A run of records

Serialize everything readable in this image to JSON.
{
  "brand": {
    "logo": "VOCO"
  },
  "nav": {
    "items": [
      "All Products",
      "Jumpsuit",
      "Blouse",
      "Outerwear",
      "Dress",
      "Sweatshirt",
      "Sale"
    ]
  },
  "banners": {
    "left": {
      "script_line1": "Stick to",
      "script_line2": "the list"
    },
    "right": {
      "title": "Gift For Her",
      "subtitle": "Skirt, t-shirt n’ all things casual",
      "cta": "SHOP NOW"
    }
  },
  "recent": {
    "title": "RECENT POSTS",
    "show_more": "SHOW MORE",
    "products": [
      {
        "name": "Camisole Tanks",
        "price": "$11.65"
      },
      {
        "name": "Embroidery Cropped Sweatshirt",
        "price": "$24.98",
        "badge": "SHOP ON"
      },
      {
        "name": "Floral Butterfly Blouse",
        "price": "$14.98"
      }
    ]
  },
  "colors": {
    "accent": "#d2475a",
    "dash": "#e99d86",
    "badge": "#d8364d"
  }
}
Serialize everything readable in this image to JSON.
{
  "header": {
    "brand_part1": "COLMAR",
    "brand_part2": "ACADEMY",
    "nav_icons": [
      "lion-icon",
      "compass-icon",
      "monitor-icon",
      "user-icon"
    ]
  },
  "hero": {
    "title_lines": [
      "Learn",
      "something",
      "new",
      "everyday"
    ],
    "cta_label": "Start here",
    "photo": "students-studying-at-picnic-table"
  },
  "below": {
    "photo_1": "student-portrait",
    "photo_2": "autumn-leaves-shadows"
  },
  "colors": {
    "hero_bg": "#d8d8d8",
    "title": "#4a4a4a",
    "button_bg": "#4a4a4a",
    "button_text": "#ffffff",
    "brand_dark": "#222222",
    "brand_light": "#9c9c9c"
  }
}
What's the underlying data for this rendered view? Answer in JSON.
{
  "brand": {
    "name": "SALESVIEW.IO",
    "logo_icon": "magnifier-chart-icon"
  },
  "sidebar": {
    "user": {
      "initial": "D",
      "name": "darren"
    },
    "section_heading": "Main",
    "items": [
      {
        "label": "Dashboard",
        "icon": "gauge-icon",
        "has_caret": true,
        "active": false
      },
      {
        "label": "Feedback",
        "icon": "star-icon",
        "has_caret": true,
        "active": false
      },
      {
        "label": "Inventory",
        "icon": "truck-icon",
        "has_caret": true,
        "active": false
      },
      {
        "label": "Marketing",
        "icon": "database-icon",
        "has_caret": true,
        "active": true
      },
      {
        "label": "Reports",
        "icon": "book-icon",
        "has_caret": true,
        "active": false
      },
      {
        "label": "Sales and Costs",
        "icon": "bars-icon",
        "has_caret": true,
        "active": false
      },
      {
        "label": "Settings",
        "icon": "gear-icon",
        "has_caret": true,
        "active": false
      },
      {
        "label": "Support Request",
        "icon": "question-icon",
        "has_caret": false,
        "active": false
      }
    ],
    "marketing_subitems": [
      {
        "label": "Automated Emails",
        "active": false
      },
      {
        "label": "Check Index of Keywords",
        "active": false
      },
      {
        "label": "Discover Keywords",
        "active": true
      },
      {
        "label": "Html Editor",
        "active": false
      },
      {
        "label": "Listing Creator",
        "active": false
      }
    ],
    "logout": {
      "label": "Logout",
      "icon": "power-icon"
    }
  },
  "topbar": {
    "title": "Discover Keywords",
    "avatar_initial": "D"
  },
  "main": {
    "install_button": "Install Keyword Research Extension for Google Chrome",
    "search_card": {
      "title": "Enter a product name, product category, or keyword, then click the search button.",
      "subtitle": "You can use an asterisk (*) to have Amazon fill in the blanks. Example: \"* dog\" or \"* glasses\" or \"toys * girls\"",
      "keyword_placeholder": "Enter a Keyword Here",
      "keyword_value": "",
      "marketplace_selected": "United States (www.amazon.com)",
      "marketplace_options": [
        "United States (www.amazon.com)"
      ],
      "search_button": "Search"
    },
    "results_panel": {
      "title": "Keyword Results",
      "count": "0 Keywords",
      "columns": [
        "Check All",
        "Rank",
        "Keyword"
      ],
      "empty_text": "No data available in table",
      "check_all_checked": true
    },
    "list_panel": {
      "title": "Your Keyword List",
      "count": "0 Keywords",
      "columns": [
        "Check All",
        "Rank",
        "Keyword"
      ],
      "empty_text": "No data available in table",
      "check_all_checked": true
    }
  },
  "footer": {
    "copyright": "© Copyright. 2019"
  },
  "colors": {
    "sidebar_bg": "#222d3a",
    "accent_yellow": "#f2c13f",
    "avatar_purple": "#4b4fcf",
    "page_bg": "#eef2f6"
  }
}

* Task objective:
Return the listing above in full, character for character.

* Solution below:
Serialize everything readable in this image to JSON.
{
  "brand": {
    "logo": "VOCO"
  },
  "nav": {
    "items": [
      "All Products",
      "Jumpsuit",
      "Blouse",
      "Outerwear",
      "Dress",
      "Sweatshirt",
      "Sale"
    ]
  },
  "banners": {
    "left": {
      "script_line1": "Stick to",
      "script_line2": "the list"
    },
    "right": {
      "title": "Gift For Her",
      "subtitle": "Skirt, t-shirt n’ all things casual",
      "cta": "SHOP NOW"
    }
  },
  "recent": {
    "title": "RECENT POSTS",
    "show_more": "SHOW MORE",
    "products": [
      {
        "name": "Camisole Tanks",
        "price": "$11.65"
      },
      {
        "name": "Embroidery Cropped Sweatshirt",
        "price": "$24.98",
        "badge": "SHOP ON"
      },
      {
        "name": "Floral Butterfly Blouse",
        "price": "$14.98"
      }
    ]
  },
  "colors": {
    "accent": "#d2475a",
    "dash": "#e99d86",
    "badge": "#d8364d"
  }
}
Serialize everything readable in this image to JSON.
{
  "header": {
    "brand_part1": "COLMAR",
    "brand_part2": "ACADEMY",
    "nav_icons": [
      "lion-icon",
      "compass-icon",
      "monitor-icon",
      "user-icon"
    ]
  },
  "hero": {
    "title_lines": [
      "Learn",
      "something",
      "new",
      "everyday"
    ],
    "cta_label": "Start here",
    "photo": "students-studying-at-picnic-table"
  },
  "below": {
    "photo_1": "student-portrait",
    "photo_2": "autumn-leaves-shadows"
  },
  "colors": {
    "hero_bg": "#d8d8d8",
    "title": "#4a4a4a",
    "button_bg": "#4a4a4a",
    "button_text": "#ffffff",
    "brand_dark": "#222222",
    "brand_light": "#9c9c9c"
  }
}
What's the underlying data for this rendered view? Answer in JSON.
{
  "brand": {
    "name": "SALESVIEW.IO",
    "logo_icon": "magnifier-chart-icon"
  },
  "sidebar": {
    "user": {
      "initial": "D",
      "name": "darren"
    },
    "section_heading": "Main",
    "items": [
      {
        "label": "Dashboard",
        "icon": "gauge-icon",
        "has_caret": true,
        "active": false
      },
      {
        "label": "Feedback",
        "icon": "star-icon",
        "has_caret": true,
        "active": false
      },
      {
        "label": "Inventory",
        "icon": "truck-icon",
        "has_caret": true,
        "active": false
      },
      {
        "label": "Marketing",
        "icon": "database-icon",
        "has_caret": true,
        "active": true
      },
      {
        "label": "Reports",
        "icon": "book-icon",
        "has_caret": true,
        "active": false
      },
      {
        "label": "Sales and Costs",
        "icon": "bars-icon",
        "has_caret": true,
        "active": false
      },
      {
        "label": "Settings",
        "icon": "gear-icon",
        "has_caret": true,
        "active": false
      },
      {
        "label": "Support Request",
        "icon": "question-icon",
        "has_caret": false,
        "active": false
      }
    ],
    "marketing_subitems": [
      {
        "label": "Automated Emails",
        "active": false
      },
      {
        "label": "Check Index of Keywords",
        "active": false
      },
      {
        "label": "Discover Keywords",
        "active": true
      },
      {
        "label": "Html Editor",
        "active": false
      },
      {
        "label": "Listing Creator",
        "active": false
      }
    ],
    "logout": {
      "label": "Logout",
      "icon": "power-icon"
    }
  },
  "topbar": {
    "title": "Discover Keywords",
    "avatar_initial": "D"
  },
  "main": {
    "install_button": "Install Keyword Research Extension for Google Chrome",
    "search_card": {
      "title": "Enter a product name, product category, or keyword, then click the search button.",
      "subtitle": "You can use an asterisk (*) to have Amazon fill in the blanks. Example: \"* dog\" or \"* glasses\" or \"toys * girls\"",
      "keyword_placeholder": "Enter a Keyword Here",
      "keyword_value": "",
      "marketplace_selected": "United States (www.amazon.com)",
      "marketplace_options": [
        "United States (www.amazon.com)"
      ],
      "search_button": "Search"
    },
    "results_panel": {
      "title": "Keyword Results",
      "count": "0 Keywords",
      "columns": [
        "Check All",
        "Rank",
        "Keyword"
      ],
      "empty_text": "No data available in table",
      "check_all_checked": true
    },
    "list_panel": {
      "title": "Your Keyword List",
      "count": "0 Keywords",
      "columns": [
        "Check All",
        "Rank",
        "Keyword"
      ],
      "empty_text": "No data available in table",
      "check_all_checked": true
    }
  },
  "footer": {
    "copyright": "© Copyright. 2019"
  },
  "colors": {
    "sidebar_bg": "#222d3a",
    "accent_yellow": "#f2c13f",
    "avatar_purple": "#4b4fcf",
    "page_bg": "#eef2f6"
  }
}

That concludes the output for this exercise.